--- THE EXERCISE ---
Return each line of the records holding the string "align".

--- DATA SHOWN ---
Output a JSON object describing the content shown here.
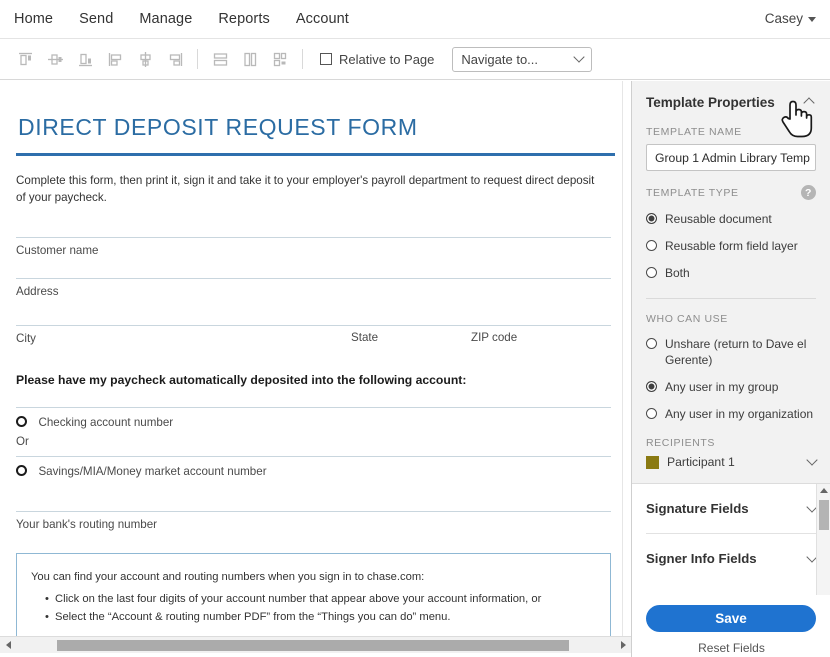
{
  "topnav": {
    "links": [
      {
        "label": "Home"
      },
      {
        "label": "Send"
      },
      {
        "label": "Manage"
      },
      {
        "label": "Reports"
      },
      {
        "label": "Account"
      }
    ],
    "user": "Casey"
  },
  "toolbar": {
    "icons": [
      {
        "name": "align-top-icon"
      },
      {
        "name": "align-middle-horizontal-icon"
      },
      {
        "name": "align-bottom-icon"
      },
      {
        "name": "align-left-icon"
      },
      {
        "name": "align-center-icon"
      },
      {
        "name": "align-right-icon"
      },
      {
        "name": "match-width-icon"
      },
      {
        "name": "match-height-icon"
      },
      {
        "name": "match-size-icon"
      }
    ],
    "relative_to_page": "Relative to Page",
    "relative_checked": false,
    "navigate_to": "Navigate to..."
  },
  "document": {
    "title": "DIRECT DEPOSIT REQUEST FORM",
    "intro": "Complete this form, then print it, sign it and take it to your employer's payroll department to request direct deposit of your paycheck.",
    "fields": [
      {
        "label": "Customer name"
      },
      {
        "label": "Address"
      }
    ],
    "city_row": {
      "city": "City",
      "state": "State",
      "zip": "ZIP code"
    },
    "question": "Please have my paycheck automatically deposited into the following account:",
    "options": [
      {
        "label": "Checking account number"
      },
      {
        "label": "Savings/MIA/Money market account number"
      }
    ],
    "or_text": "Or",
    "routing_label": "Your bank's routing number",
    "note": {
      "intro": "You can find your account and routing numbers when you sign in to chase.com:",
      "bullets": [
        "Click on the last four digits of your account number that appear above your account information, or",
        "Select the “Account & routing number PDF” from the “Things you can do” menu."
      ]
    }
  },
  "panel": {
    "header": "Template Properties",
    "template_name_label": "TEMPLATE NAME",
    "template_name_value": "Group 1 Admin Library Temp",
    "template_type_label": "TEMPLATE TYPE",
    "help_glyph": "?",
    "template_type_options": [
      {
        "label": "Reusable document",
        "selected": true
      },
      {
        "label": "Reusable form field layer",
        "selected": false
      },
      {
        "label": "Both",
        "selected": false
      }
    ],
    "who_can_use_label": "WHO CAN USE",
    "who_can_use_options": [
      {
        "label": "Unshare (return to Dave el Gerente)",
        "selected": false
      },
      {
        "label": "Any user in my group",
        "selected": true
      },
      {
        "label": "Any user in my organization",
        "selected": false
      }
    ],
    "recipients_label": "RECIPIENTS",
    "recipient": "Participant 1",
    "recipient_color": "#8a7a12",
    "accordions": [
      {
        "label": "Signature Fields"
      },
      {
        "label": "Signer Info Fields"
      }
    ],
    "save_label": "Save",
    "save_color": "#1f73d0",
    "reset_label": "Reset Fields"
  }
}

--- TASK ANSWER ---
        "name": "align-top-icon"
        "name": "align-middle-horizontal-icon"
        "name": "align-bottom-icon"
        "name": "align-left-icon"
        "name": "align-center-icon"
        "name": "align-right-icon"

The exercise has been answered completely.